### Data extract
— start —
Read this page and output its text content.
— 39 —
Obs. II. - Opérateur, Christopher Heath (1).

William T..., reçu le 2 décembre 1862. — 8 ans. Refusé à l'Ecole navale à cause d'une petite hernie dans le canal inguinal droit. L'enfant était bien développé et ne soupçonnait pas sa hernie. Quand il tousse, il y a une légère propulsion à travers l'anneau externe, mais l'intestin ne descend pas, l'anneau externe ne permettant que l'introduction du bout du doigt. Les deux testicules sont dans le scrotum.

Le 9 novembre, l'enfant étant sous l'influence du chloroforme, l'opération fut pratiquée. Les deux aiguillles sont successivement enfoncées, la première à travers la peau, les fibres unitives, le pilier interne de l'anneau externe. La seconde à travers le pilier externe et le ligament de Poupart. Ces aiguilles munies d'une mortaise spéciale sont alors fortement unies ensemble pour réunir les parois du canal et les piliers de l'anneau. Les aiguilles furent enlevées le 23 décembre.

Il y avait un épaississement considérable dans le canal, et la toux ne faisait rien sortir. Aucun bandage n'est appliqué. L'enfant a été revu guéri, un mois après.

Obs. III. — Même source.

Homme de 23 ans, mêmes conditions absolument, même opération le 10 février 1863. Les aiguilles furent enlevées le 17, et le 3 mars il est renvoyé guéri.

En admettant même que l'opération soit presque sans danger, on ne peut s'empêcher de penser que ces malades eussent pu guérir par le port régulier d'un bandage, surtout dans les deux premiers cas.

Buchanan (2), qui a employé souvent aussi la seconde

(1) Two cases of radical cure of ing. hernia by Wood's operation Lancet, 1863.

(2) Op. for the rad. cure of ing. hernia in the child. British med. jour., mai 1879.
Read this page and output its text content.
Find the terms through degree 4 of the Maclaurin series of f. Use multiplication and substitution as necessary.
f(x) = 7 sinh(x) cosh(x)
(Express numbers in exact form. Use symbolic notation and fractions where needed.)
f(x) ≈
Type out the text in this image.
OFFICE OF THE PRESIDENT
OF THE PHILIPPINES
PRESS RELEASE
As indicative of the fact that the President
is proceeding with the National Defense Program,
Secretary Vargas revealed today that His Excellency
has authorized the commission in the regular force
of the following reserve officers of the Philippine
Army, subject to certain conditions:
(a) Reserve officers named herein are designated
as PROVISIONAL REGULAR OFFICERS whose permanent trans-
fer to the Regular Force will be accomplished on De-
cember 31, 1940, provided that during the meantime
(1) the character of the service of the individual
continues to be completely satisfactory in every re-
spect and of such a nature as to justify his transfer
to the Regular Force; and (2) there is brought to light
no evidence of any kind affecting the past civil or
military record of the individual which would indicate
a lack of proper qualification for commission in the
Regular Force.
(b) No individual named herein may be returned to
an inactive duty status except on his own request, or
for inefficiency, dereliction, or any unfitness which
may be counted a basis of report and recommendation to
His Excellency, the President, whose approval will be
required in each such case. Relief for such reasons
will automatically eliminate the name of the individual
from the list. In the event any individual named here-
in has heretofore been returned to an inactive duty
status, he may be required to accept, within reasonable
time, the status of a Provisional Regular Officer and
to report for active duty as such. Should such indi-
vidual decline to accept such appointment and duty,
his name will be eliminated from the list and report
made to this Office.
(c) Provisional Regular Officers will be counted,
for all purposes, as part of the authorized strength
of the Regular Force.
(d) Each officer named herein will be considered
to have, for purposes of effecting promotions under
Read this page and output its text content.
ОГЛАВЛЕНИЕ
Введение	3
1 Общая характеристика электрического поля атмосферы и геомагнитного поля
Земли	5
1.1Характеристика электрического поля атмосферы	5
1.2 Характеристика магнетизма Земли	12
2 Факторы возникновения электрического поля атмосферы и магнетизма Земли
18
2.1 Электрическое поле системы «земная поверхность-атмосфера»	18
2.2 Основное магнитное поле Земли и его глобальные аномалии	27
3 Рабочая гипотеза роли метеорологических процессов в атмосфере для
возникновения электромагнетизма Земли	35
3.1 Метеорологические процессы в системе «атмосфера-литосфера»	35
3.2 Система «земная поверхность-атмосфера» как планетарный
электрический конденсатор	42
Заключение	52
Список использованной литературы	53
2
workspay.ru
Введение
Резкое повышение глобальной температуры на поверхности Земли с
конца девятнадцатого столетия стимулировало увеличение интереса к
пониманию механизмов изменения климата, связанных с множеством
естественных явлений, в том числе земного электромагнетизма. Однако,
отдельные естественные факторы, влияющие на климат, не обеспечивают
— end —
Look through the entries above; copy every line holding the string "commission".

has authorized the commission in the regular force
a lack of proper qualification for commission in the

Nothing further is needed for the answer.